__Work required__. Pick out all lines of the entries that include the word "structured" and copy them.

▽

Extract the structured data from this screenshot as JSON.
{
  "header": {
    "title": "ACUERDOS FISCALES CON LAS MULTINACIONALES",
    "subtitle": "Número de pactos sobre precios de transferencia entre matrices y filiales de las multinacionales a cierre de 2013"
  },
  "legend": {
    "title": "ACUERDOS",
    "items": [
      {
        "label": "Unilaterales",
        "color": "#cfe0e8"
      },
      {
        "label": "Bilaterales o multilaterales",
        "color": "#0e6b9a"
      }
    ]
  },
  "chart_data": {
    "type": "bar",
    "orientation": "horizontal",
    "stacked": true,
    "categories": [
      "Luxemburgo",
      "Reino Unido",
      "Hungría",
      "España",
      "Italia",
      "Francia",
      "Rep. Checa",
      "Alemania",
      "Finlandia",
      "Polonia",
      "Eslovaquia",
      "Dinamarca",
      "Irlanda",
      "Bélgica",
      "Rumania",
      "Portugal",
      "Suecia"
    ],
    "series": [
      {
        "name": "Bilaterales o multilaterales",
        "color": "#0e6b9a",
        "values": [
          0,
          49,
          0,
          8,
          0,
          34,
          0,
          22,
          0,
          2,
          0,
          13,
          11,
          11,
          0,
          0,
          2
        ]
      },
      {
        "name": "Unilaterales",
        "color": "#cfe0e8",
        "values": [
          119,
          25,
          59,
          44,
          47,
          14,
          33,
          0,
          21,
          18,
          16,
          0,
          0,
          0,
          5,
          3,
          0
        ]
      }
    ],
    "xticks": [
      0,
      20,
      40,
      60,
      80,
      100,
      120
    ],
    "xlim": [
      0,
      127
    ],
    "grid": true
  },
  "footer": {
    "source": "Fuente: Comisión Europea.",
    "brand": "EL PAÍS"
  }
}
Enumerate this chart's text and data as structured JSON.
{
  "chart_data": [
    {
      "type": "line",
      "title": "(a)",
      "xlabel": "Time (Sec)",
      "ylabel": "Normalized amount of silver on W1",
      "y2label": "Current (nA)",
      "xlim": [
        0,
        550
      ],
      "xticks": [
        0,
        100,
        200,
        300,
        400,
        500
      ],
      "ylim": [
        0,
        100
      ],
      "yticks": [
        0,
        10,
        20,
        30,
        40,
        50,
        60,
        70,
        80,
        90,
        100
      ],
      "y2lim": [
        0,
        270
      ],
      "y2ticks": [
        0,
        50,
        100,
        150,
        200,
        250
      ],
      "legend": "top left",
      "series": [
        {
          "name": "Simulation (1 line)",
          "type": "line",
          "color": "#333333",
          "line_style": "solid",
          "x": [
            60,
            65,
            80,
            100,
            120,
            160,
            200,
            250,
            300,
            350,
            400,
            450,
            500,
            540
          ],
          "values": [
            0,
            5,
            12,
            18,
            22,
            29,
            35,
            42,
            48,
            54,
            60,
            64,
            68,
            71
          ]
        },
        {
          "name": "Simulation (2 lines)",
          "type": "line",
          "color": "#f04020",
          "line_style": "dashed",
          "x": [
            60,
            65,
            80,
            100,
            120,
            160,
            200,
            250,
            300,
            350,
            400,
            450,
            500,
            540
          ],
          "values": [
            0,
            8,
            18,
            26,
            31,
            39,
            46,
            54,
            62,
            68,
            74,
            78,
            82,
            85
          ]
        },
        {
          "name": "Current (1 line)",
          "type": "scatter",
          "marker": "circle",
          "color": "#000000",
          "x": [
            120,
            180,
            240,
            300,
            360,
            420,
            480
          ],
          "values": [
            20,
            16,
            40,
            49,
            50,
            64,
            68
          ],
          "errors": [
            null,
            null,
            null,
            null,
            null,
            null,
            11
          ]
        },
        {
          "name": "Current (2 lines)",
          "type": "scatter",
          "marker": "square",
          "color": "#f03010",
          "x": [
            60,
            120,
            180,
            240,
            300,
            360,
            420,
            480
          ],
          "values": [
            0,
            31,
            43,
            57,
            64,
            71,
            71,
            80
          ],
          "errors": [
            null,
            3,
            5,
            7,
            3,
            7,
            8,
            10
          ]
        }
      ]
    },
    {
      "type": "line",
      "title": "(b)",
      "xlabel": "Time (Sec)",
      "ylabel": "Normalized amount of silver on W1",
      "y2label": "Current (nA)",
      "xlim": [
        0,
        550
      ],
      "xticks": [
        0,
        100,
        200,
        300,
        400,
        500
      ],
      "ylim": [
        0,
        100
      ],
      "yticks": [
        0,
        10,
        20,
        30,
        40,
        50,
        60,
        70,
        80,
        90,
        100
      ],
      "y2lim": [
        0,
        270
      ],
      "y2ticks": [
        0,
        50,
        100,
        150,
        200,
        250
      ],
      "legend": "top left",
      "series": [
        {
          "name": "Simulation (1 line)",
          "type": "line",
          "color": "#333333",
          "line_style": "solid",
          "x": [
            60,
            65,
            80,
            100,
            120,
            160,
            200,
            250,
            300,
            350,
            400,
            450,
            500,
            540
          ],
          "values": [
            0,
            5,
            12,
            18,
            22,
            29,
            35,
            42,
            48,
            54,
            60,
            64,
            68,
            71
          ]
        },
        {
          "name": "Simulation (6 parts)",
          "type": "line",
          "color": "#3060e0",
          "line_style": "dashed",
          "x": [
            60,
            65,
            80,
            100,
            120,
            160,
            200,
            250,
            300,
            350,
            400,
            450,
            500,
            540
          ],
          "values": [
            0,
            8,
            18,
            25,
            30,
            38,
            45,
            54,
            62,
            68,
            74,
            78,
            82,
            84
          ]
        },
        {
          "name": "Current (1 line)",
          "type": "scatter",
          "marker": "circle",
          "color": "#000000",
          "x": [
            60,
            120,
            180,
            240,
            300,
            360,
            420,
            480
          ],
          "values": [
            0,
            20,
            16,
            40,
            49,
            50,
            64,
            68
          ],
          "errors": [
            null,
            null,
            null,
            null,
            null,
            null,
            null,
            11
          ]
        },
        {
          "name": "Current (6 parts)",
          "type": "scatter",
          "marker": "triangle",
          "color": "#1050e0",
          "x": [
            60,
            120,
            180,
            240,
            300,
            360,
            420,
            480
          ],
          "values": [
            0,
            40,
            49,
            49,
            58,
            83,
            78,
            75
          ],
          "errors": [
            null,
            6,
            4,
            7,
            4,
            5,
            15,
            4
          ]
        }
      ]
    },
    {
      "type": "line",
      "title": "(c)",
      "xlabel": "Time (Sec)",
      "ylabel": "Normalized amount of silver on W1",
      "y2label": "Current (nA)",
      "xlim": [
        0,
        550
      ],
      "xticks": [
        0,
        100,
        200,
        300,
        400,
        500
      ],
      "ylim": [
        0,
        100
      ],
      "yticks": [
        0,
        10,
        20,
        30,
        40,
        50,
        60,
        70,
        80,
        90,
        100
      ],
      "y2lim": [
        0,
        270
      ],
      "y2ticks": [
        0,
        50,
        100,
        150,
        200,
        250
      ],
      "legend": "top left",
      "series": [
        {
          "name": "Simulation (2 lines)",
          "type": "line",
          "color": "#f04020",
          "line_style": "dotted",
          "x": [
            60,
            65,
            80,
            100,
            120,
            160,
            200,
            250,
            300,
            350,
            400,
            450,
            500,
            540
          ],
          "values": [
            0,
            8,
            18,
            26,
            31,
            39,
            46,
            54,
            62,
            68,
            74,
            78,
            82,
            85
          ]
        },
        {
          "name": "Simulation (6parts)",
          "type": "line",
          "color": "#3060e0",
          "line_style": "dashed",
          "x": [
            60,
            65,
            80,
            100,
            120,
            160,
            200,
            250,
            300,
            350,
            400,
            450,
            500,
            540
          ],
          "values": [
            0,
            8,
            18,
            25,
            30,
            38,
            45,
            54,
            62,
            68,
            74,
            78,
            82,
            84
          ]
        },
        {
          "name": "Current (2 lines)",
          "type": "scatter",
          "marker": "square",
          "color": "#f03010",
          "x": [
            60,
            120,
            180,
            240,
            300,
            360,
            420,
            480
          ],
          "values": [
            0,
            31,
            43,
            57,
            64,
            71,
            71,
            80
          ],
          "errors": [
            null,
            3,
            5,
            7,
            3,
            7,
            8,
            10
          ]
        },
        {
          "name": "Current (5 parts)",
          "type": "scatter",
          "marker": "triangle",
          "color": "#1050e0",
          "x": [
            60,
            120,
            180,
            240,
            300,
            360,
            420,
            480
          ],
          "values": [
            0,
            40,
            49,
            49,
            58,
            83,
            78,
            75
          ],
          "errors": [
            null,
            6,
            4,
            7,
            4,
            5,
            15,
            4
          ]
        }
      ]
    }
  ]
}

△

__Answer to the problem__.
Extract the structured data from this screenshot as JSON.
Enumerate this chart's text and data as structured JSON.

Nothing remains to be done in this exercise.